--- EXERCISE BRIEF ---
All entries below are to be set down again, identical to the source.
-- START THE RECORDS --
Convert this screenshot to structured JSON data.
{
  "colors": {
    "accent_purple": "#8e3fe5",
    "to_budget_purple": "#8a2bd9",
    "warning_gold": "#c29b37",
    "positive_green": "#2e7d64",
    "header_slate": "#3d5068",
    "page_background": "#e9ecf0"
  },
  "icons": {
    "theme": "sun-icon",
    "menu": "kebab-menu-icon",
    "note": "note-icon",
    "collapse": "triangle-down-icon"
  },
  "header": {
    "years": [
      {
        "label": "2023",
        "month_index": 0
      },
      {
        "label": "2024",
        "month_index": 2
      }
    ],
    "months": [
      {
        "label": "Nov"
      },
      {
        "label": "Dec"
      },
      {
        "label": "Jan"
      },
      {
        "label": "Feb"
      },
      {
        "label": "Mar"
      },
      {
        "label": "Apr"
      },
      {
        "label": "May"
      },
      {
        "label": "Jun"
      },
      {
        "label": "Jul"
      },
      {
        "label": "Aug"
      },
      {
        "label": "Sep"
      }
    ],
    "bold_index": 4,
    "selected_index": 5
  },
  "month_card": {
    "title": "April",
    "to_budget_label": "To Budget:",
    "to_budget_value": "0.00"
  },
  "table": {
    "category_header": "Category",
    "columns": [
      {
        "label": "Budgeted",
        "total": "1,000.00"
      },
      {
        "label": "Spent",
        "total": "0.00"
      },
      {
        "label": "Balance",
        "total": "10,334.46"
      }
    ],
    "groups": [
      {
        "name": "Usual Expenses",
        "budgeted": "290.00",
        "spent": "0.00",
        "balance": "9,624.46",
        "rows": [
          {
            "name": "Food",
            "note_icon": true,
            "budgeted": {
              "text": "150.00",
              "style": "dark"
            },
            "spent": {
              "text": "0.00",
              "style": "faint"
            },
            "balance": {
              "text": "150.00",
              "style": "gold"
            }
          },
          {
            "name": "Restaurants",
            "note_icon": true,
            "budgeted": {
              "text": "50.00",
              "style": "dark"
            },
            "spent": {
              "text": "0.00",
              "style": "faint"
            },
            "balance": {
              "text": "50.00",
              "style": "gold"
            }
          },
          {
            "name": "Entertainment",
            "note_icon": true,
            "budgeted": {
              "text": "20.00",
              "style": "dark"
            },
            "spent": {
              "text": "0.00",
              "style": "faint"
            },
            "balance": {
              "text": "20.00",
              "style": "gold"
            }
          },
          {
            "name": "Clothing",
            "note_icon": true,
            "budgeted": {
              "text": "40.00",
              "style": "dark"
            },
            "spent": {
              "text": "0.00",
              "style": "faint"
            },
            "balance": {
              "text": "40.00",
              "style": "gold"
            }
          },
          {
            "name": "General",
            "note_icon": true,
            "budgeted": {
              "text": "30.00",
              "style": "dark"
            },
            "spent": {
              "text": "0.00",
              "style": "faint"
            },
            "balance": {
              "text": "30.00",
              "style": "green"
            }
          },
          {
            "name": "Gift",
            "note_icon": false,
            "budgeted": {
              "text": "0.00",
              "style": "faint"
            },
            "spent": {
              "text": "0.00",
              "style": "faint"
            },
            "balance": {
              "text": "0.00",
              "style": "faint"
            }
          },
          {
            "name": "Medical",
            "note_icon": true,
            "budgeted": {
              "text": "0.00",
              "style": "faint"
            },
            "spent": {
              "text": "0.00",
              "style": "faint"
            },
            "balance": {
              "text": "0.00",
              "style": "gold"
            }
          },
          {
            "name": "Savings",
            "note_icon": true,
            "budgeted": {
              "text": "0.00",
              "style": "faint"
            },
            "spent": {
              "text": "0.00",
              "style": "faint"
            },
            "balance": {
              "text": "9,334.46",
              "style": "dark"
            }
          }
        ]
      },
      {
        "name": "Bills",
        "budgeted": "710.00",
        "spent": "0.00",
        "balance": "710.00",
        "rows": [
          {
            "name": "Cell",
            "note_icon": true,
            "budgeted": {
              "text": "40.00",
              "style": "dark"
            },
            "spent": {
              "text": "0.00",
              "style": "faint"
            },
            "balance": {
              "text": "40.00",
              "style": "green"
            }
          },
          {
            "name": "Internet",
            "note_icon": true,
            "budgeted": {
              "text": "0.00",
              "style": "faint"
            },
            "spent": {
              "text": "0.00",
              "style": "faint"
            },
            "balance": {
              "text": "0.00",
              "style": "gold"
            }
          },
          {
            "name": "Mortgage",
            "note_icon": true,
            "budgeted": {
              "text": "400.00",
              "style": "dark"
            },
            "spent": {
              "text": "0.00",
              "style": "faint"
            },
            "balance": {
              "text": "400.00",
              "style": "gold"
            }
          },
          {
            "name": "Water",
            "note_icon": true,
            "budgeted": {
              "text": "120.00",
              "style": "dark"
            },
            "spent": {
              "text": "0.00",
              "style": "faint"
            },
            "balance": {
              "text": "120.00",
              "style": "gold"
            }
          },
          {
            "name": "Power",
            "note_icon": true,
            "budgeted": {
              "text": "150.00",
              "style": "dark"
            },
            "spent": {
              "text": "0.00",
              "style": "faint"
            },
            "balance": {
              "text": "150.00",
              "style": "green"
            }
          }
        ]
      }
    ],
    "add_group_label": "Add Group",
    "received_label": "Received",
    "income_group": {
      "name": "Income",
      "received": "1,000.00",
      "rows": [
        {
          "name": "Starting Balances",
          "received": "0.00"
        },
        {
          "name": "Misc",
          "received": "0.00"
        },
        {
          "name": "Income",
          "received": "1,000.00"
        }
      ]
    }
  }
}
-- END THE RECORDS --
--- FULL SOLUTION ---
Convert this screenshot to structured JSON data.
{
  "colors": {
    "accent_purple": "#8e3fe5",
    "to_budget_purple": "#8a2bd9",
    "warning_gold": "#c29b37",
    "positive_green": "#2e7d64",
    "header_slate": "#3d5068",
    "page_background": "#e9ecf0"
  },
  "icons": {
    "theme": "sun-icon",
    "menu": "kebab-menu-icon",
    "note": "note-icon",
    "collapse": "triangle-down-icon"
  },
  "header": {
    "years": [
      {
        "label": "2023",
        "month_index": 0
      },
      {
        "label": "2024",
        "month_index": 2
      }
    ],
    "months": [
      {
        "label": "Nov"
      },
      {
        "label": "Dec"
      },
      {
        "label": "Jan"
      },
      {
        "label": "Feb"
      },
      {
        "label": "Mar"
      },
      {
        "label": "Apr"
      },
      {
        "label": "May"
      },
      {
        "label": "Jun"
      },
      {
        "label": "Jul"
      },
      {
        "label": "Aug"
      },
      {
        "label": "Sep"
      }
    ],
    "bold_index": 4,
    "selected_index": 5
  },
  "month_card": {
    "title": "April",
    "to_budget_label": "To Budget:",
    "to_budget_value": "0.00"
  },
  "table": {
    "category_header": "Category",
    "columns": [
      {
        "label": "Budgeted",
        "total": "1,000.00"
      },
      {
        "label": "Spent",
        "total": "0.00"
      },
      {
        "label": "Balance",
        "total": "10,334.46"
      }
    ],
    "groups": [
      {
        "name": "Usual Expenses",
        "budgeted": "290.00",
        "spent": "0.00",
        "balance": "9,624.46",
        "rows": [
          {
            "name": "Food",
            "note_icon": true,
            "budgeted": {
              "text": "150.00",
              "style": "dark"
            },
            "spent": {
              "text": "0.00",
              "style": "faint"
            },
            "balance": {
              "text": "150.00",
              "style": "gold"
            }
          },
          {
            "name": "Restaurants",
            "note_icon": true,
            "budgeted": {
              "text": "50.00",
              "style": "dark"
            },
            "spent": {
              "text": "0.00",
              "style": "faint"
            },
            "balance": {
              "text": "50.00",
              "style": "gold"
            }
          },
          {
            "name": "Entertainment",
            "note_icon": true,
            "budgeted": {
              "text": "20.00",
              "style": "dark"
            },
            "spent": {
              "text": "0.00",
              "style": "faint"
            },
            "balance": {
              "text": "20.00",
              "style": "gold"
            }
          },
          {
            "name": "Clothing",
            "note_icon": true,
            "budgeted": {
              "text": "40.00",
              "style": "dark"
            },
            "spent": {
              "text": "0.00",
              "style": "faint"
            },
            "balance": {
              "text": "40.00",
              "style": "gold"
            }
          },
          {
            "name": "General",
            "note_icon": true,
            "budgeted": {
              "text": "30.00",
              "style": "dark"
            },
            "spent": {
              "text": "0.00",
              "style": "faint"
            },
            "balance": {
              "text": "30.00",
              "style": "green"
            }
          },
          {
            "name": "Gift",
            "note_icon": false,
            "budgeted": {
              "text": "0.00",
              "style": "faint"
            },
            "spent": {
              "text": "0.00",
              "style": "faint"
            },
            "balance": {
              "text": "0.00",
              "style": "faint"
            }
          },
          {
            "name": "Medical",
            "note_icon": true,
            "budgeted": {
              "text": "0.00",
              "style": "faint"
            },
            "spent": {
              "text": "0.00",
              "style": "faint"
            },
            "balance": {
              "text": "0.00",
              "style": "gold"
            }
          },
          {
            "name": "Savings",
            "note_icon": true,
            "budgeted": {
              "text": "0.00",
              "style": "faint"
            },
            "spent": {
              "text": "0.00",
              "style": "faint"
            },
            "balance": {
              "text": "9,334.46",
              "style": "dark"
            }
          }
        ]
      },
      {
        "name": "Bills",
        "budgeted": "710.00",
        "spent": "0.00",
        "balance": "710.00",
        "rows": [
          {
            "name": "Cell",
            "note_icon": true,
            "budgeted": {
              "text": "40.00",
              "style": "dark"
            },
            "spent": {
              "text": "0.00",
              "style": "faint"
            },
            "balance": {
              "text": "40.00",
              "style": "green"
            }
          },
          {
            "name": "Internet",
            "note_icon": true,
            "budgeted": {
              "text": "0.00",
              "style": "faint"
            },
            "spent": {
              "text": "0.00",
              "style": "faint"
            },
            "balance": {
              "text": "0.00",
              "style": "gold"
            }
          },
          {
            "name": "Mortgage",
            "note_icon": true,
            "budgeted": {
              "text": "400.00",
              "style": "dark"
            },
            "spent": {
              "text": "0.00",
              "style": "faint"
            },
            "balance": {
              "text": "400.00",
              "style": "gold"
            }
          },
          {
            "name": "Water",
            "note_icon": true,
            "budgeted": {
              "text": "120.00",
              "style": "dark"
            },
            "spent": {
              "text": "0.00",
              "style": "faint"
            },
            "balance": {
              "text": "120.00",
              "style": "gold"
            }
          },
          {
            "name": "Power",
            "note_icon": true,
            "budgeted": {
              "text": "150.00",
              "style": "dark"
            },
            "spent": {
              "text": "0.00",
              "style": "faint"
            },
            "balance": {
              "text": "150.00",
              "style": "green"
            }
          }
        ]
      }
    ],
    "add_group_label": "Add Group",
    "received_label": "Received",
    "income_group": {
      "name": "Income",
      "received": "1,000.00",
      "rows": [
        {
          "name": "Starting Balances",
          "received": "0.00"
        },
        {
          "name": "Misc",
          "received": "0.00"
        },
        {
          "name": "Income",
          "received": "1,000.00"
        }
      ]
    }
  }
}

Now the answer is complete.